Andrew Hunter Murray is a writer, broadcaster and comedian who works at Private Eye and on the hit podcast No Such Thing as a Fish. His third novel, A Beginner’s Guide to Breaking and Entering, has just been published by Hutchinson Heinemann. It touches on major contemporary issues – inequality in the housing market, tax havens, secret police stations, atomisation in society, corruption – but with a delightful lightness of touch that leaves you chuckling through the chaos.


Rob Orchard: Tell us about A Beginner’s Guide
It’s a book about a young man, Al, who lives in lovely, empty second homes. When the real owners are away, he has a wonderful time. He’s never been caught, and it’s all going fantastically for him until chapter three. When he breaks into the wrong house on the wrong day, someone ends up dead. And then he’s just in huge amounts of trouble from that point on.

RO: This book has a different feel from your last novel, The Sanctuary. It’s lighter, it’s funnier. It’s more of a romp. It doesn’t have an immediately bleak backdrop…
It was a conscious shift. I decided that I had done the end of the world twice and I didn’t want to do it a third time. So I switched to something much more cheerful, the British property market! It was lovely to write a main character who was really funny. I had said to myself at the start of 2023, when I wrote this, that the word of the year is ‘fun’. Everything I do is going to be fun. And this book was a huge part of that.

RO: We’ve been trying to lighten up a bit at Delayed Gratification as well. The news is often bleak, but without some levity everyone switches off and disengages.
Exactly. I think that there is a sense if you read the news regularly that you feel like you’re responsible for it, and it’s nice to be reminded that you’re not. You are allowed to have fun, despite the fact that the world is full of awful things. You’re not the manager.

I think that every author worth their salt has a kind of worldview which ends up being expressed, and mine is genuinely quite cheerful. I think there is a great deal of corruption, of wickedness, but that most people are effectively good. And so the story was an attempt to show that these things are going on in the world today, but that they’re not the whole story. I wanted a story which touched on things like money laundering without coming across as a rant, and through the eyes of this fun, slightly Robin Hood-style character

RO: What did you want to say about the UK’s property market?
It’s a really tiny number of people who are treated well by the property system in this country. And it is a scandal because the conditions in which you are housed have an overwhelmingly big effect on the rest of your life. If you are insecurely housed, if you’re in temporary accommodation, if you’re homeless, if you’re just spending half your income on rent every month, it soaks up time, energy, money, it creates health issues. It’s impossible to read about the housing conditions we’re expected to put up with and not be angry about it. So our hero’s solution, living in empty second homes, is partly a purely selfish thing, but also an attempt to point out just how bad things have got. The spell in which people could reliably buy a home of their own feels like it might turn out to have been a historical aberration in this country and we seem to be slipping back to a situation where people are going to be renting into their old age.

RO: The novel also features tax havens, and at one point Al flies to the Caribbean island of Nevis and gets a crash course in how people launder money. How did you research this?

Objective a – Please write out the records from the start through the line containing "nav-title: North Huntingdon", including both ends.

Annotated region listings:
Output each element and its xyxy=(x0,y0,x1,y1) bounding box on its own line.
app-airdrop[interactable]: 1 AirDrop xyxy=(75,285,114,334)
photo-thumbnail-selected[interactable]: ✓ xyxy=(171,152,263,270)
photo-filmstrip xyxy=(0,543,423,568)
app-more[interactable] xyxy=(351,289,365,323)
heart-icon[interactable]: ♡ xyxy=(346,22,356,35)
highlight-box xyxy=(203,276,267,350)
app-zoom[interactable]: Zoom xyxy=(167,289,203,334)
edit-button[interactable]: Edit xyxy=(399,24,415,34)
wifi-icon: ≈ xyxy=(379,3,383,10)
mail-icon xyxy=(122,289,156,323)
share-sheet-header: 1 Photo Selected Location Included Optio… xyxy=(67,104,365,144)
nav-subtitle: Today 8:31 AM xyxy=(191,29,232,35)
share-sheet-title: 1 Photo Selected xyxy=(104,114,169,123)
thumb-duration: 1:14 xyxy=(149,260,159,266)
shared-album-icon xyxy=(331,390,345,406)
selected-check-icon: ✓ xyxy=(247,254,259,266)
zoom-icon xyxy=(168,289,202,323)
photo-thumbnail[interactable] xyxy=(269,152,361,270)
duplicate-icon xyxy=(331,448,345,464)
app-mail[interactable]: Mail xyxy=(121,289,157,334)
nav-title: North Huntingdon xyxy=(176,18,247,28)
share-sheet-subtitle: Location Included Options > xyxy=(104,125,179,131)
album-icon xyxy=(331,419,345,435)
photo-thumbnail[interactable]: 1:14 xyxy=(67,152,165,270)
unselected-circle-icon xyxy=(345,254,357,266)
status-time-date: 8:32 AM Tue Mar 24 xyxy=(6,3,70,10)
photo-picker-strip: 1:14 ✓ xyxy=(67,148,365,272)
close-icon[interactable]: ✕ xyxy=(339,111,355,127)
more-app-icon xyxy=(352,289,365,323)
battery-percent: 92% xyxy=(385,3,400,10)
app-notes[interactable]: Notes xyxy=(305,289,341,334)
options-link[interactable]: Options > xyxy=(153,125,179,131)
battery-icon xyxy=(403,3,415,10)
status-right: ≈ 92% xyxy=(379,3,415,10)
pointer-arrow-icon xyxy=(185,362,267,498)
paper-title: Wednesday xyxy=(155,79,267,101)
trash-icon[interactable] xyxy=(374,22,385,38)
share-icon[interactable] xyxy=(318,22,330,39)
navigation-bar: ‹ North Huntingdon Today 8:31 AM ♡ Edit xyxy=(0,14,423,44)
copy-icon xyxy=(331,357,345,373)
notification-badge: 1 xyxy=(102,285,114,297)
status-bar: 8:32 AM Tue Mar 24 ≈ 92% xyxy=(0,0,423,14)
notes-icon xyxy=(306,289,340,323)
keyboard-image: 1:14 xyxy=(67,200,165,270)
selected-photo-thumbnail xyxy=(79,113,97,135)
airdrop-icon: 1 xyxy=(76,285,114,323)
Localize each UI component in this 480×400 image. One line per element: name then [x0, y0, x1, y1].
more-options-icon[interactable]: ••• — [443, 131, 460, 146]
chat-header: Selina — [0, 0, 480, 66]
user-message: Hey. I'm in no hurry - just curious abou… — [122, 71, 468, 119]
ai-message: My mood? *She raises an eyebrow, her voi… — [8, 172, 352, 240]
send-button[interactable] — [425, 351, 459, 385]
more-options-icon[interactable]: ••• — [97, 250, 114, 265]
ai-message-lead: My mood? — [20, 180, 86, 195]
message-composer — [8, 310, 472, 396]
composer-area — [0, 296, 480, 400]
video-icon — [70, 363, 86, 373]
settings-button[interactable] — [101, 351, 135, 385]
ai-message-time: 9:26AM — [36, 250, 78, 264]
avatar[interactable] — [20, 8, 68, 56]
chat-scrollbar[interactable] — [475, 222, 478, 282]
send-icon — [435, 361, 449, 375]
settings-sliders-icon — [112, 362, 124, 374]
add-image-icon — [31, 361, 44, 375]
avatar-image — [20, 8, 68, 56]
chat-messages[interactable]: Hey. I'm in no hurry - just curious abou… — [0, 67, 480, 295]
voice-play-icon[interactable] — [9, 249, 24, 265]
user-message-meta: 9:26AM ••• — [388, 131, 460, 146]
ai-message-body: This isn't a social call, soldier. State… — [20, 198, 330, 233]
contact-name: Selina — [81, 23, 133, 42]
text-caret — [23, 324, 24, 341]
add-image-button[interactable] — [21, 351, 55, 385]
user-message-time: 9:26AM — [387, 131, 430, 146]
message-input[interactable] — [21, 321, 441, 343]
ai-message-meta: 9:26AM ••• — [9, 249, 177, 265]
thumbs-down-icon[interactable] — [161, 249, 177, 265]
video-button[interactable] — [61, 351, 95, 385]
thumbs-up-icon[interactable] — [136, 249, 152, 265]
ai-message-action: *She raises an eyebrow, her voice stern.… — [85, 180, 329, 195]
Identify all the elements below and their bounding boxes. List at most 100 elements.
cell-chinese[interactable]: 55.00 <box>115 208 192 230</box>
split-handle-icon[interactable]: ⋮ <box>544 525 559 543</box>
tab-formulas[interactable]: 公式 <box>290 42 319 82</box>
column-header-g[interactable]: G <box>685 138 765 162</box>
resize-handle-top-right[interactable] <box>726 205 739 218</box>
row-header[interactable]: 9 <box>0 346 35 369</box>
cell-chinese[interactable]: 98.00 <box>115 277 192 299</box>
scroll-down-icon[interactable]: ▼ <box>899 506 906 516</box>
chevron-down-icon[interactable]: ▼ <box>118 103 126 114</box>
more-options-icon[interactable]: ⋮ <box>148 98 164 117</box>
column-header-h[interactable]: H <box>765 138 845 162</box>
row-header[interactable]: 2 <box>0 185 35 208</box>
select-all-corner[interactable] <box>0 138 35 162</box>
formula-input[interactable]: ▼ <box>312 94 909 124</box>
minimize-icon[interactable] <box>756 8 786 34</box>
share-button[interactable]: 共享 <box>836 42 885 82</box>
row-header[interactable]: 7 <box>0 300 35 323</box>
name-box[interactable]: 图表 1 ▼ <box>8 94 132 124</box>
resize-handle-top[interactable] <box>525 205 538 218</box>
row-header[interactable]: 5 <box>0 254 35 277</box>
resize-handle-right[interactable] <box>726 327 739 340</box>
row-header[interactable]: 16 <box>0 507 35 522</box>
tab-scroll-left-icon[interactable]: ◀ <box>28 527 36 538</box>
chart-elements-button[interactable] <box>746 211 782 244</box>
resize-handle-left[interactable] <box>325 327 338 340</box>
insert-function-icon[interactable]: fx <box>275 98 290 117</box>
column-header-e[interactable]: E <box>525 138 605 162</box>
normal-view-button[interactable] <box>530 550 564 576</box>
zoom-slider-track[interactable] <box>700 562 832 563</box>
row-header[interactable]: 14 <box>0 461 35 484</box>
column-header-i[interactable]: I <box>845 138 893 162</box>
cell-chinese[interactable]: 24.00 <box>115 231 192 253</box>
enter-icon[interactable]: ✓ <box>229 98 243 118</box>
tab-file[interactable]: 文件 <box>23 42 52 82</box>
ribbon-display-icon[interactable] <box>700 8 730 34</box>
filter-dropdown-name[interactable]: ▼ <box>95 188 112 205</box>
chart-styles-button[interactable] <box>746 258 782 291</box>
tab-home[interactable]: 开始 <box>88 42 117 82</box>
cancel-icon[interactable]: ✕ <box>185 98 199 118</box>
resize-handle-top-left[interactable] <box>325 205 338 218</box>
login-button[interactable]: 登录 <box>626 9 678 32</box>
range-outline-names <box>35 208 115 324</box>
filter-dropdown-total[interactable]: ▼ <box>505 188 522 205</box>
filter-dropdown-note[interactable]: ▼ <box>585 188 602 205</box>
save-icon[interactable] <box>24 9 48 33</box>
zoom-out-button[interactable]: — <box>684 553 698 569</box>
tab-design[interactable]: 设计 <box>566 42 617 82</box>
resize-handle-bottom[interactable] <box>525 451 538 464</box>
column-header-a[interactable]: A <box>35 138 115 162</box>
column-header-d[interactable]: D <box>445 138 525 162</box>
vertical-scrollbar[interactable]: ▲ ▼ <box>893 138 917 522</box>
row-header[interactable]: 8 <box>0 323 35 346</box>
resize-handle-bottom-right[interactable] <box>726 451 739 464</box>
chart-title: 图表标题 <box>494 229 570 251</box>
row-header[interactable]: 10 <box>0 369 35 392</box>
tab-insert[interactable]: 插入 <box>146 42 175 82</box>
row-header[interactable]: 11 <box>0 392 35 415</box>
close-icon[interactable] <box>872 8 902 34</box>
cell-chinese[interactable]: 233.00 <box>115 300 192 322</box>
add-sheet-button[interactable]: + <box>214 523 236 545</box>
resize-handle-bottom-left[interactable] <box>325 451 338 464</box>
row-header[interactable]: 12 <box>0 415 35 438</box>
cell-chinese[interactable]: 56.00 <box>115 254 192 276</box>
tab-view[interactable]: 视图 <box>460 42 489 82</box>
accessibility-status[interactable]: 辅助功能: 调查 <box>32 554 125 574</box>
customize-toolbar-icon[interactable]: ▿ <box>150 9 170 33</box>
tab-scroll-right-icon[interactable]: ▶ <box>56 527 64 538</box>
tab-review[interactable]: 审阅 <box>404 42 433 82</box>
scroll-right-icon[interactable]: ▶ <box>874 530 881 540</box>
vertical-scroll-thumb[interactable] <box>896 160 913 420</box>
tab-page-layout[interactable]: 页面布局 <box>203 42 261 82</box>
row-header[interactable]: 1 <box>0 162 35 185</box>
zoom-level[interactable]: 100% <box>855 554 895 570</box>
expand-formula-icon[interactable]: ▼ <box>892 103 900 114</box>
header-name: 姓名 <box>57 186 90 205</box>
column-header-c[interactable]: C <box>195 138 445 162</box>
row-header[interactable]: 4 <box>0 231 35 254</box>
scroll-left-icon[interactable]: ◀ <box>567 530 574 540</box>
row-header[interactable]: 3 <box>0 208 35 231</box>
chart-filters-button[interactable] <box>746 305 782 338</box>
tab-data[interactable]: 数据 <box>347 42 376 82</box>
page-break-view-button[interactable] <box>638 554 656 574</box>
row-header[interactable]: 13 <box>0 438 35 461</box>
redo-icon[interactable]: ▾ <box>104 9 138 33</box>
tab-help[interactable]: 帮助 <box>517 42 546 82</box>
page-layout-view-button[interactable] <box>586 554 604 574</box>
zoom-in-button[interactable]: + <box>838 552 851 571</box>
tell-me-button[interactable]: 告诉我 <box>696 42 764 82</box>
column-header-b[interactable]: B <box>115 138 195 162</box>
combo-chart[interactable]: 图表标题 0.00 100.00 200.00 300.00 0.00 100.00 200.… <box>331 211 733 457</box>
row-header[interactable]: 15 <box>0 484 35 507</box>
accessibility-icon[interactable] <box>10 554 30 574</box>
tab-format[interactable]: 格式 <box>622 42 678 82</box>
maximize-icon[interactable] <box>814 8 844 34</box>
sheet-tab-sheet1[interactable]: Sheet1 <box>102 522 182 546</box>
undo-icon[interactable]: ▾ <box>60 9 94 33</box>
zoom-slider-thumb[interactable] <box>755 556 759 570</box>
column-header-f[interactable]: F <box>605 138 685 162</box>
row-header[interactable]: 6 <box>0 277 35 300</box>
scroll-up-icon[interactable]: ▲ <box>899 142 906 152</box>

Objective b –
Answer these questions on the interview about the novel:
(i) What was the title of the author's previous novel?
(ii) In what year did he write the new book?
(iii) To which Caribbean island does Al fly?

Response a –
Output each element and its xyxy=(x0,y0,x1,y1) bounding box on its own line.
app-airdrop[interactable]: 1 AirDrop xyxy=(75,285,114,334)
photo-thumbnail-selected[interactable]: ✓ xyxy=(171,152,263,270)
photo-filmstrip xyxy=(0,543,423,568)
app-more[interactable] xyxy=(351,289,365,323)
heart-icon[interactable]: ♡ xyxy=(346,22,356,35)
highlight-box xyxy=(203,276,267,350)
app-zoom[interactable]: Zoom xyxy=(167,289,203,334)
edit-button[interactable]: Edit xyxy=(399,24,415,34)
wifi-icon: ≈ xyxy=(379,3,383,10)
mail-icon xyxy=(122,289,156,323)
share-sheet-header: 1 Photo Selected Location Included Optio… xyxy=(67,104,365,144)
nav-subtitle: Today 8:31 AM xyxy=(191,29,232,35)
share-sheet-title: 1 Photo Selected xyxy=(104,114,169,123)
thumb-duration: 1:14 xyxy=(149,260,159,266)
shared-album-icon xyxy=(331,390,345,406)
selected-check-icon: ✓ xyxy=(247,254,259,266)
zoom-icon xyxy=(168,289,202,323)
photo-thumbnail[interactable] xyxy=(269,152,361,270)
duplicate-icon xyxy=(331,448,345,464)
app-mail[interactable]: Mail xyxy=(121,289,157,334)
nav-title: North Huntingdon xyxy=(176,18,247,28)

Response b –
(i) The Sanctuary
(ii) 2023
(iii) Nevis